* _What you need to do_
Review the lines that follow and copy each one that contains the word "turnserver".

* _Input_
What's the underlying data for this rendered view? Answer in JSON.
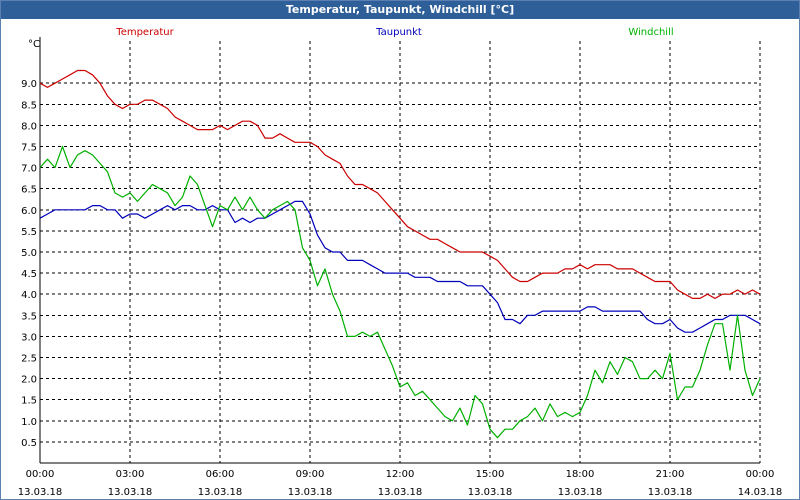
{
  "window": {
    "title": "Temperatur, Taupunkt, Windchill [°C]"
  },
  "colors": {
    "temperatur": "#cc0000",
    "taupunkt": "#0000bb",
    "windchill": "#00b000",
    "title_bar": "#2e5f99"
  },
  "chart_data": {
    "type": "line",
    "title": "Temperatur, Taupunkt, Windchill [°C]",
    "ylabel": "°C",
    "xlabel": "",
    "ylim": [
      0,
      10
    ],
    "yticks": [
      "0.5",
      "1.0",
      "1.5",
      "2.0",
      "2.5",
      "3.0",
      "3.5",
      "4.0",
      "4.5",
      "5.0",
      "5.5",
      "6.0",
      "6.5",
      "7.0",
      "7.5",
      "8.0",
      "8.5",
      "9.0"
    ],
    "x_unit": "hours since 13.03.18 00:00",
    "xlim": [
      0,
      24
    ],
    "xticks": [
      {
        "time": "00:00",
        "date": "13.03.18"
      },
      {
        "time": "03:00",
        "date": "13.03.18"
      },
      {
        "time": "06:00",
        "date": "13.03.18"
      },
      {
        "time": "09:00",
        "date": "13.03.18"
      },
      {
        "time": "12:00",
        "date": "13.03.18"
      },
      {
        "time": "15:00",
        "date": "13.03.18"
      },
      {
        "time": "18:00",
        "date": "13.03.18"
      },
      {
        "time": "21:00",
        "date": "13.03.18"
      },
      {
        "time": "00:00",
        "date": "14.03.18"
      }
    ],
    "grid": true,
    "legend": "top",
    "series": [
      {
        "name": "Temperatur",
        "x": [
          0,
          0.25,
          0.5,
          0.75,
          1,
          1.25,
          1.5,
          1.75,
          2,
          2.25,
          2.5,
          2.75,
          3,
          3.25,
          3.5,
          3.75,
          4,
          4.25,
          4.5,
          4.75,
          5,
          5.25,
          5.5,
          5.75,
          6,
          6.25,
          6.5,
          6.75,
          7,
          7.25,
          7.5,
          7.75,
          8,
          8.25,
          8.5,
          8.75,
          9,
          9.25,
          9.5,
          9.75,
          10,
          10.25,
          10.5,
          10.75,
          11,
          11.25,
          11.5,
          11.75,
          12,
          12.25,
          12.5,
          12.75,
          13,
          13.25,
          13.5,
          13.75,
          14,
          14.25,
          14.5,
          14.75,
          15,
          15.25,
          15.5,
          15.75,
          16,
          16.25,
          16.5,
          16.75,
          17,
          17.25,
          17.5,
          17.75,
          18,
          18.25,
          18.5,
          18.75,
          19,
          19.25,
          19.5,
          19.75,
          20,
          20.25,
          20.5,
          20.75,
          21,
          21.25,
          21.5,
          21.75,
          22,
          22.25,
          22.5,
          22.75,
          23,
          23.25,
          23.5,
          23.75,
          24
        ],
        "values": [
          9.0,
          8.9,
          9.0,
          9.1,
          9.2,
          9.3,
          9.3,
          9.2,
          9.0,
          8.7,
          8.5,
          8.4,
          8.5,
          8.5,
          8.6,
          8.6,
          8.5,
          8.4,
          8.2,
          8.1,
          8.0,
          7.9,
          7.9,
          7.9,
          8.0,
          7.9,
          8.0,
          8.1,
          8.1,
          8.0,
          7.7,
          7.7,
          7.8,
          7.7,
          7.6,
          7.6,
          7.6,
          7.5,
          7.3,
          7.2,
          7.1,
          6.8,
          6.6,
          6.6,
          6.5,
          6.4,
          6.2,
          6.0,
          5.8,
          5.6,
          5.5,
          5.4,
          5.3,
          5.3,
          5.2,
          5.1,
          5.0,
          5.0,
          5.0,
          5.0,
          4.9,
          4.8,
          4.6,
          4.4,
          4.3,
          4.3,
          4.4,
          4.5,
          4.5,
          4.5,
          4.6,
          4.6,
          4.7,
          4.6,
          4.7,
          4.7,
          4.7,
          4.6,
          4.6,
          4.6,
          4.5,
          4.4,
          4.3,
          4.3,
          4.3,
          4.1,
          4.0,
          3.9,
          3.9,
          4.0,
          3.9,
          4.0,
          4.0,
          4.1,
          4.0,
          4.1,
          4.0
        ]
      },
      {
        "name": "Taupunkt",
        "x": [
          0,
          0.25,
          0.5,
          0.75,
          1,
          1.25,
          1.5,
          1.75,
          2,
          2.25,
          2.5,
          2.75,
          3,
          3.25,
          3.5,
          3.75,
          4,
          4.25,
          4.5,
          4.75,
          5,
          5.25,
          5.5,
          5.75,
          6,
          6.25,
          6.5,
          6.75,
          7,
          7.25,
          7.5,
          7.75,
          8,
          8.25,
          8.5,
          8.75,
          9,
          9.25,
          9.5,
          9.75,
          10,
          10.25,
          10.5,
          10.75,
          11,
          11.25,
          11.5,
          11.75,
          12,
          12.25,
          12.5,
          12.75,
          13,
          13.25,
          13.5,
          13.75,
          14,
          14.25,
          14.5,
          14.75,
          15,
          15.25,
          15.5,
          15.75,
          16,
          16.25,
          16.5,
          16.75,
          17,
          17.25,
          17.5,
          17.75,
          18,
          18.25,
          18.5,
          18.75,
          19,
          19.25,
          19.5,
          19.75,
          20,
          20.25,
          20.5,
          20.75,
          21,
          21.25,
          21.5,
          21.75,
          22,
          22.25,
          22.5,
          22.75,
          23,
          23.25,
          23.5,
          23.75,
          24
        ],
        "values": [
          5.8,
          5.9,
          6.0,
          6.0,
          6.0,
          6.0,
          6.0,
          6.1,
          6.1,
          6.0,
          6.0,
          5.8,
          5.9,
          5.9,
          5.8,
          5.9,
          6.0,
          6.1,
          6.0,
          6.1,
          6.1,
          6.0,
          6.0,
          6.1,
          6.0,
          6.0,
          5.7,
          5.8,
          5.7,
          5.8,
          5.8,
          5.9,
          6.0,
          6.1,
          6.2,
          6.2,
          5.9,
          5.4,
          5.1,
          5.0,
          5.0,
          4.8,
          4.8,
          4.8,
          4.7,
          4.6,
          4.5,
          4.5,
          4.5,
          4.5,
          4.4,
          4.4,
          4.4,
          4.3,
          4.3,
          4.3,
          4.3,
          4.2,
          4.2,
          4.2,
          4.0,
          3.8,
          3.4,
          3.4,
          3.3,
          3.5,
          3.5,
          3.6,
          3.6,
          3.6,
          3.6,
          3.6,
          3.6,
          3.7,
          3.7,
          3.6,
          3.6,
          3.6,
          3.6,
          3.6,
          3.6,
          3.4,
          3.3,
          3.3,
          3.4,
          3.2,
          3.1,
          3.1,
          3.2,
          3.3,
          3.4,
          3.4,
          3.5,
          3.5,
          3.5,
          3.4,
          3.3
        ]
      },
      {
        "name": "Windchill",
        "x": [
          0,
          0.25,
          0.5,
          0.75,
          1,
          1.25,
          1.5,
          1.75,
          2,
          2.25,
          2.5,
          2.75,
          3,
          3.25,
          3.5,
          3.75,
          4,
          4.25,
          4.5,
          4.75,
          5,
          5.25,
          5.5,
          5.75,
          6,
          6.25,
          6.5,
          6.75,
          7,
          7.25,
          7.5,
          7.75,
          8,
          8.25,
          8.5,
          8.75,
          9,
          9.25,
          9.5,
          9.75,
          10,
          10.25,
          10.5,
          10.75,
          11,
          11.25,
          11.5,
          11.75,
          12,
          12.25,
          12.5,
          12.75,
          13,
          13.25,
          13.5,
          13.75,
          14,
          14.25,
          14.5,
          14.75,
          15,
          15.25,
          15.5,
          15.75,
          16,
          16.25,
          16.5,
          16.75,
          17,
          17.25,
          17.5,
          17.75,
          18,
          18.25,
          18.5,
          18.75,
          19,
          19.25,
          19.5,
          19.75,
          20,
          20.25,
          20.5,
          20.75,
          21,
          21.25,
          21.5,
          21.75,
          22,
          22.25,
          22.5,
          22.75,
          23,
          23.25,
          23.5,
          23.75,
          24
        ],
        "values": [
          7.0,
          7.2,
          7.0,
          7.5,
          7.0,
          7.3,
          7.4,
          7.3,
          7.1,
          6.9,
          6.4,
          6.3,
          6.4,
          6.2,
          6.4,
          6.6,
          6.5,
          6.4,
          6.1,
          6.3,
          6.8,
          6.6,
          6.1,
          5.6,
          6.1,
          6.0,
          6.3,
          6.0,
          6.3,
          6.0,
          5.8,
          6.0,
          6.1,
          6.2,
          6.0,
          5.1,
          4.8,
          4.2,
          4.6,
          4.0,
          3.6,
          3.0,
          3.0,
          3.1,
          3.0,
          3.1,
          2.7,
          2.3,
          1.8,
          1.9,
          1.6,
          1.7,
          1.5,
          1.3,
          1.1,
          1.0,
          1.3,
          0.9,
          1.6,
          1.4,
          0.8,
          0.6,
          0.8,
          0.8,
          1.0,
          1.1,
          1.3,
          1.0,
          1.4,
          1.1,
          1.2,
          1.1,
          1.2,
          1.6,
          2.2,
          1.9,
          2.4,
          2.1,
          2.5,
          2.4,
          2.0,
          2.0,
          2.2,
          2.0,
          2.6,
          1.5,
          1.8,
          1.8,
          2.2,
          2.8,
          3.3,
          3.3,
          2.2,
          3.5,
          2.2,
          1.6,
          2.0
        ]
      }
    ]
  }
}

--

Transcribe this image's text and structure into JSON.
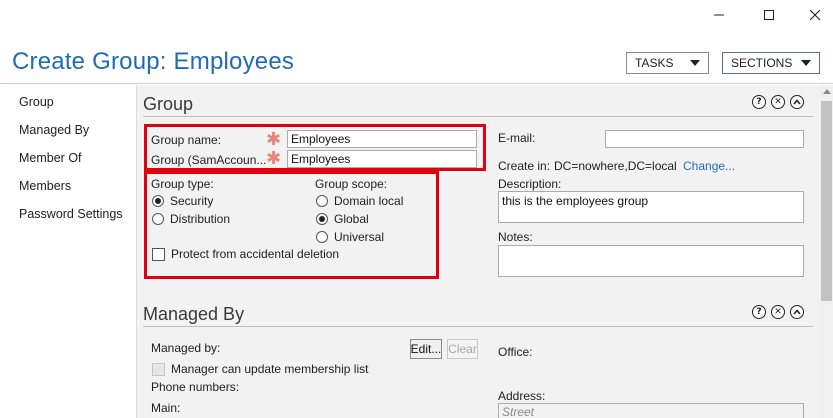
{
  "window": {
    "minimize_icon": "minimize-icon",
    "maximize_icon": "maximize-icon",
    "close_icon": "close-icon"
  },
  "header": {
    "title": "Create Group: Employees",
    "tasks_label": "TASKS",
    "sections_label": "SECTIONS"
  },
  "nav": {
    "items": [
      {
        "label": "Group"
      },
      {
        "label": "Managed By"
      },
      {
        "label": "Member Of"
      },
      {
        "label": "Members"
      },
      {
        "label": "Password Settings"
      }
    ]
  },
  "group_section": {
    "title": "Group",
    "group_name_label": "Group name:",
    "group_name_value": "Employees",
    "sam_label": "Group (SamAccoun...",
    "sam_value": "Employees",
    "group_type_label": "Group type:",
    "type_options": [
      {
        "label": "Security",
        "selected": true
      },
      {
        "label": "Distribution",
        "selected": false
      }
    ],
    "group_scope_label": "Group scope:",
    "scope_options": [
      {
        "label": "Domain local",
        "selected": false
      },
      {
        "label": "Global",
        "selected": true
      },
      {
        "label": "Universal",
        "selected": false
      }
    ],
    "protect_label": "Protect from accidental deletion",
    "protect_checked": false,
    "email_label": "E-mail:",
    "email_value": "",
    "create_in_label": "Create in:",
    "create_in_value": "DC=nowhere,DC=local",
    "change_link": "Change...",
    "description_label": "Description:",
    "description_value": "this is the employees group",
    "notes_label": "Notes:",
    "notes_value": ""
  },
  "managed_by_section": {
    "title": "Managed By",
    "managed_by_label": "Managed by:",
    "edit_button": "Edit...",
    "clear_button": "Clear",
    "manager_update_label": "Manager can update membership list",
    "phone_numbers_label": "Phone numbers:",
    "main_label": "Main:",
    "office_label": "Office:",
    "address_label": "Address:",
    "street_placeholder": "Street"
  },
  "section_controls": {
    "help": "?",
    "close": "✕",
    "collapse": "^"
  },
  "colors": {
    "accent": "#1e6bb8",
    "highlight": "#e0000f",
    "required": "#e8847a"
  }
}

...

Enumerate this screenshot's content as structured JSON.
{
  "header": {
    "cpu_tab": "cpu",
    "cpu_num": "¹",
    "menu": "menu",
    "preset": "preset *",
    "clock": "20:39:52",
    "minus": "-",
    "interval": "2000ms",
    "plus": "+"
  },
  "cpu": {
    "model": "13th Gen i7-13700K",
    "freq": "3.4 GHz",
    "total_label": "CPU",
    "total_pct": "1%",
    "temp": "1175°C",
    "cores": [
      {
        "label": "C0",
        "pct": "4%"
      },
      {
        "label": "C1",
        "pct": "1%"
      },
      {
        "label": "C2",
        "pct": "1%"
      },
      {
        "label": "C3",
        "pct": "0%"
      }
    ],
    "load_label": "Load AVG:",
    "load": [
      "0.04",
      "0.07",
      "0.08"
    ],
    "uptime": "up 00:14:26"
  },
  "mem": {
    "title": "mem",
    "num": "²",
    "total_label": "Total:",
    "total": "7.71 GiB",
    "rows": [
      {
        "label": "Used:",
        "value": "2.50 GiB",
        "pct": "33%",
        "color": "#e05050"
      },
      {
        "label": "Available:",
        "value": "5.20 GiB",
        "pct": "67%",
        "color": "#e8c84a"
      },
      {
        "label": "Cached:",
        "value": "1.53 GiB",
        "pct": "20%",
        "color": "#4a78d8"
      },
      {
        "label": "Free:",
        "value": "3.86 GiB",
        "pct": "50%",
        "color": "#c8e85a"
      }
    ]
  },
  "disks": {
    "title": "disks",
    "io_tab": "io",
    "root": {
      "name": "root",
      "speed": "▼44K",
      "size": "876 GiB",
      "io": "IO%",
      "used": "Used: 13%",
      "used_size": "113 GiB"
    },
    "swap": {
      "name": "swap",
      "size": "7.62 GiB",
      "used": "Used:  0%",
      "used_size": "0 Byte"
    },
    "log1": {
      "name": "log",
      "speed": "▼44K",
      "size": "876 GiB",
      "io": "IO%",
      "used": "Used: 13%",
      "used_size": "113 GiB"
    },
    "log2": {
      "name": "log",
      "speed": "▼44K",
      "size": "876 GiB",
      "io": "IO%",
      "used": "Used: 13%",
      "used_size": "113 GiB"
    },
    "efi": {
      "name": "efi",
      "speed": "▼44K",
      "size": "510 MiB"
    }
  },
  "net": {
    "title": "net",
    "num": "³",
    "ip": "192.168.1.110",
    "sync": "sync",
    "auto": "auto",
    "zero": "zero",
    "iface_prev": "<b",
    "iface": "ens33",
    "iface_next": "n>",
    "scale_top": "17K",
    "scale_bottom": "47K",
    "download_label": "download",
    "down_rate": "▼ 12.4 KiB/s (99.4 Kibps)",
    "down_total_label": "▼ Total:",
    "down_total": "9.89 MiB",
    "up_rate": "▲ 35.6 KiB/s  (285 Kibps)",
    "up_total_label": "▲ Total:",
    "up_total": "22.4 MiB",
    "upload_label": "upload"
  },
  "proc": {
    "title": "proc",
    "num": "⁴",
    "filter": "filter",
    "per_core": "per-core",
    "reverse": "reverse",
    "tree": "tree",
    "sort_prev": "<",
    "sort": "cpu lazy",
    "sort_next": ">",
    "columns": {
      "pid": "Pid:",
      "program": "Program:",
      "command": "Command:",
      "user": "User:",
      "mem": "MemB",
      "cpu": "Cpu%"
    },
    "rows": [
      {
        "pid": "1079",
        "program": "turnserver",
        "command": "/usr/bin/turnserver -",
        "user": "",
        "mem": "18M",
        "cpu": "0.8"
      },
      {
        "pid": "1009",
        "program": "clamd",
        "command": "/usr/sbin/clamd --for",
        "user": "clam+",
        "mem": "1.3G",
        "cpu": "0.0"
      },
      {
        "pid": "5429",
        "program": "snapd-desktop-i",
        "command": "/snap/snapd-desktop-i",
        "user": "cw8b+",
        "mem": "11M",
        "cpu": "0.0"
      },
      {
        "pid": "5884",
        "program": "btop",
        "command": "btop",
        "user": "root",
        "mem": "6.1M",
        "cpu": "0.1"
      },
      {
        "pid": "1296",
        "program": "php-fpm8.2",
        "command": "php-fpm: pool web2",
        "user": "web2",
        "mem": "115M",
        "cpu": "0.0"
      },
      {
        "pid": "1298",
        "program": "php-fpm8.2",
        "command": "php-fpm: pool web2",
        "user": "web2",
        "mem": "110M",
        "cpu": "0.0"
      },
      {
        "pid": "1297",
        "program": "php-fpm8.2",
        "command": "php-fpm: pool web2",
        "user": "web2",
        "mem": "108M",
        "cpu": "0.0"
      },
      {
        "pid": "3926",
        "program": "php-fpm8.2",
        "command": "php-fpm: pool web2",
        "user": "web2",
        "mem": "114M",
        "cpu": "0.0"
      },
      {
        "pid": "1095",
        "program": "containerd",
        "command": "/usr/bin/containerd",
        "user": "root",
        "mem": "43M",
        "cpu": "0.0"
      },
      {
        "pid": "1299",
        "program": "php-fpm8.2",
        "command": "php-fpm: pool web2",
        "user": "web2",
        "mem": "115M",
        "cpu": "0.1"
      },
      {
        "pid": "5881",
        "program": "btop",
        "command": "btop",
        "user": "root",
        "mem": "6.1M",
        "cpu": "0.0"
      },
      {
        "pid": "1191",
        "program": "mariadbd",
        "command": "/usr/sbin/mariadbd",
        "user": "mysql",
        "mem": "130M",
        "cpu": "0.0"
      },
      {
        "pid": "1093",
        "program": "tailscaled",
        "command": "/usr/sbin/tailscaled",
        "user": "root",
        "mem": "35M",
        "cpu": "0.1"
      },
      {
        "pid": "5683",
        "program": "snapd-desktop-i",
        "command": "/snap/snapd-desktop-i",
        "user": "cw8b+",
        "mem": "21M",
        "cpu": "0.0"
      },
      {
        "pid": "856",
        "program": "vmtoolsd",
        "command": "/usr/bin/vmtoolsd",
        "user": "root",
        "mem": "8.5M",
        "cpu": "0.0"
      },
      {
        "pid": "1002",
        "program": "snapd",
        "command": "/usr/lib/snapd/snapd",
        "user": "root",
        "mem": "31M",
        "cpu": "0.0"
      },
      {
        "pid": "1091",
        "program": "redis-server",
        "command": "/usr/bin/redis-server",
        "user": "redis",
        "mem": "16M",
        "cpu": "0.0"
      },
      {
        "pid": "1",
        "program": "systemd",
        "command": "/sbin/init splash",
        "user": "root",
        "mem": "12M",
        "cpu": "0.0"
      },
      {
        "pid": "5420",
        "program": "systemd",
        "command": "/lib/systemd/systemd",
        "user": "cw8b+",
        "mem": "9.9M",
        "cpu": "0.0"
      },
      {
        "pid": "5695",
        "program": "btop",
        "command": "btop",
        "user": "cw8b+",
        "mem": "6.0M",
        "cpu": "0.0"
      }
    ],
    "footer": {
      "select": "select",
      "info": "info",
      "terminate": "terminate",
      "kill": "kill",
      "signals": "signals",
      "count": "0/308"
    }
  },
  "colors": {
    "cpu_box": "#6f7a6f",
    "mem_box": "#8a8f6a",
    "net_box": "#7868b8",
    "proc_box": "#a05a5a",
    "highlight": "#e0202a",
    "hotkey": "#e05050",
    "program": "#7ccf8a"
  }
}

* _Output of the exercise_
        "program": "turnserver",
        "command": "/usr/bin/turnserver -",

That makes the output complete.